Directions
Repeat the listing in full, preserving every character.

Record excerpts
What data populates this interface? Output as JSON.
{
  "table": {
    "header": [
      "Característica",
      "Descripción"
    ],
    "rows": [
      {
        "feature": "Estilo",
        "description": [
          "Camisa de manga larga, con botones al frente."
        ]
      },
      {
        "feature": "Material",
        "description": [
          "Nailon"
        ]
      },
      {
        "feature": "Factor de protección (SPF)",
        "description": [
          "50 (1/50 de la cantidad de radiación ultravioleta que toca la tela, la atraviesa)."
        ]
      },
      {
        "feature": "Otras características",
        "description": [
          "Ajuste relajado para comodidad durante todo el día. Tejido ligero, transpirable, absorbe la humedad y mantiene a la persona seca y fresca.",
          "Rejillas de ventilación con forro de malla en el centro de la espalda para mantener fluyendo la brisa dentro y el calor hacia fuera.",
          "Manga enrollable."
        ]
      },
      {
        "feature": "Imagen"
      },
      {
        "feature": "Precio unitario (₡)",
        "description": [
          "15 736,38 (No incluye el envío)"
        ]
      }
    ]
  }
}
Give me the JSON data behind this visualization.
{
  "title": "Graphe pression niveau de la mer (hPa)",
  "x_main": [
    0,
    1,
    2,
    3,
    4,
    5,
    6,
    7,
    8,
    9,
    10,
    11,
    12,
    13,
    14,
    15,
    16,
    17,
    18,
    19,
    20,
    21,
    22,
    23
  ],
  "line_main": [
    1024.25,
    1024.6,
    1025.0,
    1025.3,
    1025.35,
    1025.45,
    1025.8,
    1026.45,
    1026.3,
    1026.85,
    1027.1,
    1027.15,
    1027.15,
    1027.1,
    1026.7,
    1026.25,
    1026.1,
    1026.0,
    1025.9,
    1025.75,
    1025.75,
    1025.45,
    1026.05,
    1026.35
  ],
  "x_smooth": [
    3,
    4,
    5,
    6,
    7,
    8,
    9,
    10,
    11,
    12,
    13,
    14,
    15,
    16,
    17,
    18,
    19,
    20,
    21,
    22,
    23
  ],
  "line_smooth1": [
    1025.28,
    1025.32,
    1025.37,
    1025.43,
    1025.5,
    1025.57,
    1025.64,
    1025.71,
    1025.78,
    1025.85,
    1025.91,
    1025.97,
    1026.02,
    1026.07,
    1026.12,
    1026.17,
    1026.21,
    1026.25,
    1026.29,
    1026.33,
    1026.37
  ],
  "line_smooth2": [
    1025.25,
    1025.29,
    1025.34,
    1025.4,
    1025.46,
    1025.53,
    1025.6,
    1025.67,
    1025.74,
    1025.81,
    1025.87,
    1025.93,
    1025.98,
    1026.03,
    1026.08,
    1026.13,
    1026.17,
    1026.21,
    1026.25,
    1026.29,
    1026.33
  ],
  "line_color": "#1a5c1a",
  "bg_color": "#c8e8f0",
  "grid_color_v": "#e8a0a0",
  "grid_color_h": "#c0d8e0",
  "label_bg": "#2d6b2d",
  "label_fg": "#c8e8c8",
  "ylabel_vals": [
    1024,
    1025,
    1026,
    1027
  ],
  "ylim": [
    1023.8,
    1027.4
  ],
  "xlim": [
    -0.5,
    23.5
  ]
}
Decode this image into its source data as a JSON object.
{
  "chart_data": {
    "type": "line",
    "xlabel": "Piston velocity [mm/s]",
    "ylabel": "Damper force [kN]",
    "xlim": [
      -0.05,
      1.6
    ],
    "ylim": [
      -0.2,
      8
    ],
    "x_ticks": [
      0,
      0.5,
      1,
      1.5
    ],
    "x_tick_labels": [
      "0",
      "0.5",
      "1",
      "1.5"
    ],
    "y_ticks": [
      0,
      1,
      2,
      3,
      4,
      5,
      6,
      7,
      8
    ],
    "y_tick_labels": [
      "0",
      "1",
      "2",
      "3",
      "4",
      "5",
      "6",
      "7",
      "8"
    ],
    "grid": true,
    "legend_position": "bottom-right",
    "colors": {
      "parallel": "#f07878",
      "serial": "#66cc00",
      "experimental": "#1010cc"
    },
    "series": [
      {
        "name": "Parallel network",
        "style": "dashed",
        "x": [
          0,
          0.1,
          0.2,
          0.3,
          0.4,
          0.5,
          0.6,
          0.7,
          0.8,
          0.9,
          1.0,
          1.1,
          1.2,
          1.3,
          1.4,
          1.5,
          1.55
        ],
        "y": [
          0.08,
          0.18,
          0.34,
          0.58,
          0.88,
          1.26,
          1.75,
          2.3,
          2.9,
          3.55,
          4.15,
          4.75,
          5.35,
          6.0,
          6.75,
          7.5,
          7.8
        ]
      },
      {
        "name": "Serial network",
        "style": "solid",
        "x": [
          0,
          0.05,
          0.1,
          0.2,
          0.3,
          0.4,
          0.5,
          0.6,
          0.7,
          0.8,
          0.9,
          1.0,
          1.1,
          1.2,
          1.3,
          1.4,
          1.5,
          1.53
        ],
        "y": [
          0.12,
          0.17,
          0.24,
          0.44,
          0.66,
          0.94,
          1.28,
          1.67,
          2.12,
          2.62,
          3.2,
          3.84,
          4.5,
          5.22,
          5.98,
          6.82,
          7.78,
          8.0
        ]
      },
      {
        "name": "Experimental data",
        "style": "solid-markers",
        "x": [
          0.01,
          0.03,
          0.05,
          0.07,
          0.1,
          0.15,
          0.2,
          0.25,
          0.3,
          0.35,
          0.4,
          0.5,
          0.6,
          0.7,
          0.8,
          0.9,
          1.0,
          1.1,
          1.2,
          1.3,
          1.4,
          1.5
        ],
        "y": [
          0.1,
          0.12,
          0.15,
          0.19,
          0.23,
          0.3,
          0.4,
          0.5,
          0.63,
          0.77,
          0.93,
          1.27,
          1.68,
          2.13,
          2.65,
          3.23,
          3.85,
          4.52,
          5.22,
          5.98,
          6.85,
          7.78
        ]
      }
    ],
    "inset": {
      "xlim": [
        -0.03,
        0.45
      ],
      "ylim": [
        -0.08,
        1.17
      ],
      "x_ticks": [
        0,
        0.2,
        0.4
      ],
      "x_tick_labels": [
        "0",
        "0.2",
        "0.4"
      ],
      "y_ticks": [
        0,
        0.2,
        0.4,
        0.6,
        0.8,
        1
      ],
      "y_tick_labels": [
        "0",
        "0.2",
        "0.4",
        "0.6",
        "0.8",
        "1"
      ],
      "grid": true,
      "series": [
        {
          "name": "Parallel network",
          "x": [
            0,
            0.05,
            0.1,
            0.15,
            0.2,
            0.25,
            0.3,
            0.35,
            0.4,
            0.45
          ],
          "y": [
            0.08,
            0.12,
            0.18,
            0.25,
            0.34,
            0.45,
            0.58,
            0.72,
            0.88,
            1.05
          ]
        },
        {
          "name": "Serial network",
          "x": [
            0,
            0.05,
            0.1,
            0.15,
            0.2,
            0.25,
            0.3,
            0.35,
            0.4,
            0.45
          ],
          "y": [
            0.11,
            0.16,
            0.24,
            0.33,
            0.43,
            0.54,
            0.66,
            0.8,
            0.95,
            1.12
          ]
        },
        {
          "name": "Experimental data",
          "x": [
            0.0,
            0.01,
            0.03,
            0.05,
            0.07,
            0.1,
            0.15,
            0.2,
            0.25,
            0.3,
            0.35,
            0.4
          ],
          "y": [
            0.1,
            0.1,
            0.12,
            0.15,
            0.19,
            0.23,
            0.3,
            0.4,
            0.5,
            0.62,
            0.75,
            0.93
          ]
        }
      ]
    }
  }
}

Answer to the exercise
What data populates this interface? Output as JSON.
{
  "table": {
    "header": [
      "Característica",
      "Descripción"
    ],
    "rows": [
      {
        "feature": "Estilo",
        "description": [
          "Camisa de manga larga, con botones al frente."
        ]
      },
      {
        "feature": "Material",
        "description": [
          "Nailon"
        ]
      },
      {
        "feature": "Factor de protección (SPF)",
        "description": [
          "50 (1/50 de la cantidad de radiación ultravioleta que toca la tela, la atraviesa)."
        ]
      },
      {
        "feature": "Otras características",
        "description": [
          "Ajuste relajado para comodidad durante todo el día. Tejido ligero, transpirable, absorbe la humedad y mantiene a la persona seca y fresca.",
          "Rejillas de ventilación con forro de malla en el centro de la espalda para mantener fluyendo la brisa dentro y el calor hacia fuera.",
          "Manga enrollable."
        ]
      },
      {
        "feature": "Imagen"
      },
      {
        "feature": "Precio unitario (₡)",
        "description": [
          "15 736,38 (No incluye el envío)"
        ]
      }
    ]
  }
}
Give me the JSON data behind this visualization.
{
  "title": "Graphe pression niveau de la mer (hPa)",
  "x_main": [
    0,
    1,
    2,
    3,
    4,
    5,
    6,
    7,
    8,
    9,
    10,
    11,
    12,
    13,
    14,
    15,
    16,
    17,
    18,
    19,
    20,
    21,
    22,
    23
  ],
  "line_main": [
    1024.25,
    1024.6,
    1025.0,
    1025.3,
    1025.35,
    1025.45,
    1025.8,
    1026.45,
    1026.3,
    1026.85,
    1027.1,
    1027.15,
    1027.15,
    1027.1,
    1026.7,
    1026.25,
    1026.1,
    1026.0,
    1025.9,
    1025.75,
    1025.75,
    1025.45,
    1026.05,
    1026.35
  ],
  "x_smooth": [
    3,
    4,
    5,
    6,
    7,
    8,
    9,
    10,
    11,
    12,
    13,
    14,
    15,
    16,
    17,
    18,
    19,
    20,
    21,
    22,
    23
  ],
  "line_smooth1": [
    1025.28,
    1025.32,
    1025.37,
    1025.43,
    1025.5,
    1025.57,
    1025.64,
    1025.71,
    1025.78,
    1025.85,
    1025.91,
    1025.97,
    1026.02,
    1026.07,
    1026.12,
    1026.17,
    1026.21,
    1026.25,
    1026.29,
    1026.33,
    1026.37
  ],
  "line_smooth2": [
    1025.25,
    1025.29,
    1025.34,
    1025.4,
    1025.46,
    1025.53,
    1025.6,
    1025.67,
    1025.74,
    1025.81,
    1025.87,
    1025.93,
    1025.98,
    1026.03,
    1026.08,
    1026.13,
    1026.17,
    1026.21,
    1026.25,
    1026.29,
    1026.33
  ],
  "line_color": "#1a5c1a",
  "bg_color": "#c8e8f0",
  "grid_color_v": "#e8a0a0",
  "grid_color_h": "#c0d8e0",
  "label_bg": "#2d6b2d",
  "label_fg": "#c8e8c8",
  "ylabel_vals": [
    1024,
    1025,
    1026,
    1027
  ],
  "ylim": [
    1023.8,
    1027.4
  ],
  "xlim": [
    -0.5,
    23.5
  ]
}
Decode this image into its source data as a JSON object.
{
  "chart_data": {
    "type": "line",
    "xlabel": "Piston velocity [mm/s]",
    "ylabel": "Damper force [kN]",
    "xlim": [
      -0.05,
      1.6
    ],
    "ylim": [
      -0.2,
      8
    ],
    "x_ticks": [
      0,
      0.5,
      1,
      1.5
    ],
    "x_tick_labels": [
      "0",
      "0.5",
      "1",
      "1.5"
    ],
    "y_ticks": [
      0,
      1,
      2,
      3,
      4,
      5,
      6,
      7,
      8
    ],
    "y_tick_labels": [
      "0",
      "1",
      "2",
      "3",
      "4",
      "5",
      "6",
      "7",
      "8"
    ],
    "grid": true,
    "legend_position": "bottom-right",
    "colors": {
      "parallel": "#f07878",
      "serial": "#66cc00",
      "experimental": "#1010cc"
    },
    "series": [
      {
        "name": "Parallel network",
        "style": "dashed",
        "x": [
          0,
          0.1,
          0.2,
          0.3,
          0.4,
          0.5,
          0.6,
          0.7,
          0.8,
          0.9,
          1.0,
          1.1,
          1.2,
          1.3,
          1.4,
          1.5,
          1.55
        ],
        "y": [
          0.08,
          0.18,
          0.34,
          0.58,
          0.88,
          1.26,
          1.75,
          2.3,
          2.9,
          3.55,
          4.15,
          4.75,
          5.35,
          6.0,
          6.75,
          7.5,
          7.8
        ]
      },
      {
        "name": "Serial network",
        "style": "solid",
        "x": [
          0,
          0.05,
          0.1,
          0.2,
          0.3,
          0.4,
          0.5,
          0.6,
          0.7,
          0.8,
          0.9,
          1.0,
          1.1,
          1.2,
          1.3,
          1.4,
          1.5,
          1.53
        ],
        "y": [
          0.12,
          0.17,
          0.24,
          0.44,
          0.66,
          0.94,
          1.28,
          1.67,
          2.12,
          2.62,
          3.2,
          3.84,
          4.5,
          5.22,
          5.98,
          6.82,
          7.78,
          8.0
        ]
      },
      {
        "name": "Experimental data",
        "style": "solid-markers",
        "x": [
          0.01,
          0.03,
          0.05,
          0.07,
          0.1,
          0.15,
          0.2,
          0.25,
          0.3,
          0.35,
          0.4,
          0.5,
          0.6,
          0.7,
          0.8,
          0.9,
          1.0,
          1.1,
          1.2,
          1.3,
          1.4,
          1.5
        ],
        "y": [
          0.1,
          0.12,
          0.15,
          0.19,
          0.23,
          0.3,
          0.4,
          0.5,
          0.63,
          0.77,
          0.93,
          1.27,
          1.68,
          2.13,
          2.65,
          3.23,
          3.85,
          4.52,
          5.22,
          5.98,
          6.85,
          7.78
        ]
      }
    ],
    "inset": {
      "xlim": [
        -0.03,
        0.45
      ],
      "ylim": [
        -0.08,
        1.17
      ],
      "x_ticks": [
        0,
        0.2,
        0.4
      ],
      "x_tick_labels": [
        "0",
        "0.2",
        "0.4"
      ],
      "y_ticks": [
        0,
        0.2,
        0.4,
        0.6,
        0.8,
        1
      ],
      "y_tick_labels": [
        "0",
        "0.2",
        "0.4",
        "0.6",
        "0.8",
        "1"
      ],
      "grid": true,
      "series": [
        {
          "name": "Parallel network",
          "x": [
            0,
            0.05,
            0.1,
            0.15,
            0.2,
            0.25,
            0.3,
            0.35,
            0.4,
            0.45
          ],
          "y": [
            0.08,
            0.12,
            0.18,
            0.25,
            0.34,
            0.45,
            0.58,
            0.72,
            0.88,
            1.05
          ]
        },
        {
          "name": "Serial network",
          "x": [
            0,
            0.05,
            0.1,
            0.15,
            0.2,
            0.25,
            0.3,
            0.35,
            0.4,
            0.45
          ],
          "y": [
            0.11,
            0.16,
            0.24,
            0.33,
            0.43,
            0.54,
            0.66,
            0.8,
            0.95,
            1.12
          ]
        },
        {
          "name": "Experimental data",
          "x": [
            0.0,
            0.01,
            0.03,
            0.05,
            0.07,
            0.1,
            0.15,
            0.2,
            0.25,
            0.3,
            0.35,
            0.4
          ],
          "y": [
            0.1,
            0.1,
            0.12,
            0.15,
            0.19,
            0.23,
            0.3,
            0.4,
            0.5,
            0.62,
            0.75,
            0.93
          ]
        }
      ]
    }
  }
}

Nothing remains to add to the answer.